_TASK DETAILS_: Please repeat all of the listing exactly.

_EXERCISE INPUTS_:
--- Start ---
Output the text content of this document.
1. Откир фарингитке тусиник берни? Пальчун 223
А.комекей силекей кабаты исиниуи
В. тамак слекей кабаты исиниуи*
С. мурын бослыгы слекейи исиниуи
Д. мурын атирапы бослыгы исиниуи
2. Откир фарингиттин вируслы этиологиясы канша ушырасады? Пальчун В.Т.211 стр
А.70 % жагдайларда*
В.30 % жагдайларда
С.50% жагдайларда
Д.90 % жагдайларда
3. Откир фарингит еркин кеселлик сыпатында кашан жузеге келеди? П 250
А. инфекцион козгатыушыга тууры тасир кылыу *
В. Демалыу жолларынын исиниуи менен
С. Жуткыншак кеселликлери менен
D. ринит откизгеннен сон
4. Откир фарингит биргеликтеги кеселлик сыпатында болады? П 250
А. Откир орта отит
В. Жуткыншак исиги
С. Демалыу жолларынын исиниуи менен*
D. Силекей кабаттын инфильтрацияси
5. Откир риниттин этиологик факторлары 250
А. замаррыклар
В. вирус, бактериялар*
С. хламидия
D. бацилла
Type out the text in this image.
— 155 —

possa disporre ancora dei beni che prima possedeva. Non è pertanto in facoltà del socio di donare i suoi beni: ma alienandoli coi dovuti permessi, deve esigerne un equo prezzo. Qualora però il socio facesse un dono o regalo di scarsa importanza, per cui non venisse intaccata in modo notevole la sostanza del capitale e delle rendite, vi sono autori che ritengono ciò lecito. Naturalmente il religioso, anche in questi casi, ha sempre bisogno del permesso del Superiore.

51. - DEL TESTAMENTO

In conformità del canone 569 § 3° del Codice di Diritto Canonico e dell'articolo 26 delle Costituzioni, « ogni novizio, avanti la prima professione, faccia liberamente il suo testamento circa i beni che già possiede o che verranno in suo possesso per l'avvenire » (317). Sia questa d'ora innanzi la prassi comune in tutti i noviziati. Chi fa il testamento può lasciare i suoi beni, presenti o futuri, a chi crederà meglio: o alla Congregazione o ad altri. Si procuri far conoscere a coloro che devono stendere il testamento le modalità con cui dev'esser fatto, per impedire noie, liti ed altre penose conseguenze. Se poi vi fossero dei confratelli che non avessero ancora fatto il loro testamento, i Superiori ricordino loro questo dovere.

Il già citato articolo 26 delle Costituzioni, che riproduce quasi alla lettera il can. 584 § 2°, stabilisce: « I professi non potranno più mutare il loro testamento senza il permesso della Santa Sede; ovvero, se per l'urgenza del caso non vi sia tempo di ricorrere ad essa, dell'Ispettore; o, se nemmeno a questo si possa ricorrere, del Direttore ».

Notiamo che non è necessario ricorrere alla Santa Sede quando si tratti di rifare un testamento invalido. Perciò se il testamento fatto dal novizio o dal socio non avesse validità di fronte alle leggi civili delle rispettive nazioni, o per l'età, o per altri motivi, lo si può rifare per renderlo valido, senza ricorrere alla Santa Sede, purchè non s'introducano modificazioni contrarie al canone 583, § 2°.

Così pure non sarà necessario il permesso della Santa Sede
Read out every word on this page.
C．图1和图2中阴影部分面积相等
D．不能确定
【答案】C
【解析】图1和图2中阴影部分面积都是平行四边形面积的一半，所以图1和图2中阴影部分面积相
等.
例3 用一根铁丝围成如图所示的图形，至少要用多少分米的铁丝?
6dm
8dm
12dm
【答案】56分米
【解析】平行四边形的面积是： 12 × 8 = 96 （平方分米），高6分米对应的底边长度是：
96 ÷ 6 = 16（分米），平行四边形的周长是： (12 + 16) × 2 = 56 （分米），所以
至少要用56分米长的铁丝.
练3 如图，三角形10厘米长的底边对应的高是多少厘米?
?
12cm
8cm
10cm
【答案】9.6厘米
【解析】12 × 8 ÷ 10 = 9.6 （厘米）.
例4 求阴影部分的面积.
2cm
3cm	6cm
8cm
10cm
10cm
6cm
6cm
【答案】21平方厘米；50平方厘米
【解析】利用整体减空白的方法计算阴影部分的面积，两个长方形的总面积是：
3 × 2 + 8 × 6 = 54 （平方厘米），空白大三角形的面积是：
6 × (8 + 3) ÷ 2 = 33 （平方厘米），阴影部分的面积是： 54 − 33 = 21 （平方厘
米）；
--- End ---
_WRITTEN REPLY_:
Output the text content of this document.
1. Откир фарингитке тусиник берни? Пальчун 223
А.комекей силекей кабаты исиниуи
В. тамак слекей кабаты исиниуи*
С. мурын бослыгы слекейи исиниуи
Д. мурын атирапы бослыгы исиниуи
2. Откир фарингиттин вируслы этиологиясы канша ушырасады? Пальчун В.Т.211 стр
А.70 % жагдайларда*
В.30 % жагдайларда
С.50% жагдайларда
Д.90 % жагдайларда
3. Откир фарингит еркин кеселлик сыпатында кашан жузеге келеди? П 250
А. инфекцион козгатыушыга тууры тасир кылыу *
В. Демалыу жолларынын исиниуи менен
С. Жуткыншак кеселликлери менен
D. ринит откизгеннен сон
4. Откир фарингит биргеликтеги кеселлик сыпатында болады? П 250
А. Откир орта отит
В. Жуткыншак исиги
С. Демалыу жолларынын исиниуи менен*
D. Силекей кабаттын инфильтрацияси
5. Откир риниттин этиологик факторлары 250
А. замаррыклар
В. вирус, бактериялар*
С. хламидия
D. бацилла
Type out the text in this image.
— 155 —

possa disporre ancora dei beni che prima possedeva. Non è pertanto in facoltà del socio di donare i suoi beni: ma alienandoli coi dovuti permessi, deve esigerne un equo prezzo. Qualora però il socio facesse un dono o regalo di scarsa importanza, per cui non venisse intaccata in modo notevole la sostanza del capitale e delle rendite, vi sono autori che ritengono ciò lecito. Naturalmente il religioso, anche in questi casi, ha sempre bisogno del permesso del Superiore.

51. - DEL TESTAMENTO

In conformità del canone 569 § 3° del Codice di Diritto Canonico e dell'articolo 26 delle Costituzioni, « ogni novizio, avanti la prima professione, faccia liberamente il suo testamento circa i beni che già possiede o che verranno in suo possesso per l'avvenire » (317). Sia questa d'ora innanzi la prassi comune in tutti i noviziati. Chi fa il testamento può lasciare i suoi beni, presenti o futuri, a chi crederà meglio: o alla Congregazione o ad altri. Si procuri far conoscere a coloro che devono stendere il testamento le modalità con cui dev'esser fatto, per impedire noie, liti ed altre penose conseguenze. Se poi vi fossero dei confratelli che non avessero ancora fatto il loro testamento, i Superiori ricordino loro questo dovere.

Il già citato articolo 26 delle Costituzioni, che riproduce quasi alla lettera il can. 584 § 2°, stabilisce: « I professi non potranno più mutare il loro testamento senza il permesso della Santa Sede; ovvero, se per l'urgenza del caso non vi sia tempo di ricorrere ad essa, dell'Ispettore; o, se nemmeno a questo si possa ricorrere, del Direttore ».

Notiamo che non è necessario ricorrere alla Santa Sede quando si tratti di rifare un testamento invalido. Perciò se il testamento fatto dal novizio o dal socio non avesse validità di fronte alle leggi civili delle rispettive nazioni, o per l'età, o per altri motivi, lo si può rifare per renderlo valido, senza ricorrere alla Santa Sede, purchè non s'introducano modificazioni contrarie al canone 583, § 2°.

Così pure non sarà necessario il permesso della Santa Sede
Read out every word on this page.
C．图1和图2中阴影部分面积相等
D．不能确定
【答案】C
【解析】图1和图2中阴影部分面积都是平行四边形面积的一半，所以图1和图2中阴影部分面积相
等.
例3 用一根铁丝围成如图所示的图形，至少要用多少分米的铁丝?
6dm
8dm
12dm
【答案】56分米
【解析】平行四边形的面积是： 12 × 8 = 96 （平方分米），高6分米对应的底边长度是：
96 ÷ 6 = 16（分米），平行四边形的周长是： (12 + 16) × 2 = 56 （分米），所以
至少要用56分米长的铁丝.
练3 如图，三角形10厘米长的底边对应的高是多少厘米?
?
12cm
8cm
10cm
【答案】9.6厘米
【解析】12 × 8 ÷ 10 = 9.6 （厘米）.
例4 求阴影部分的面积.
2cm
3cm	6cm
8cm
10cm
10cm
6cm
6cm
【答案】21平方厘米；50平方厘米
【解析】利用整体减空白的方法计算阴影部分的面积，两个长方形的总面积是：
3 × 2 + 8 × 6 = 54 （平方厘米），空白大三角形的面积是：
6 × (8 + 3) ÷ 2 = 33 （平方厘米），阴影部分的面积是： 54 − 33 = 21 （平方厘
米）；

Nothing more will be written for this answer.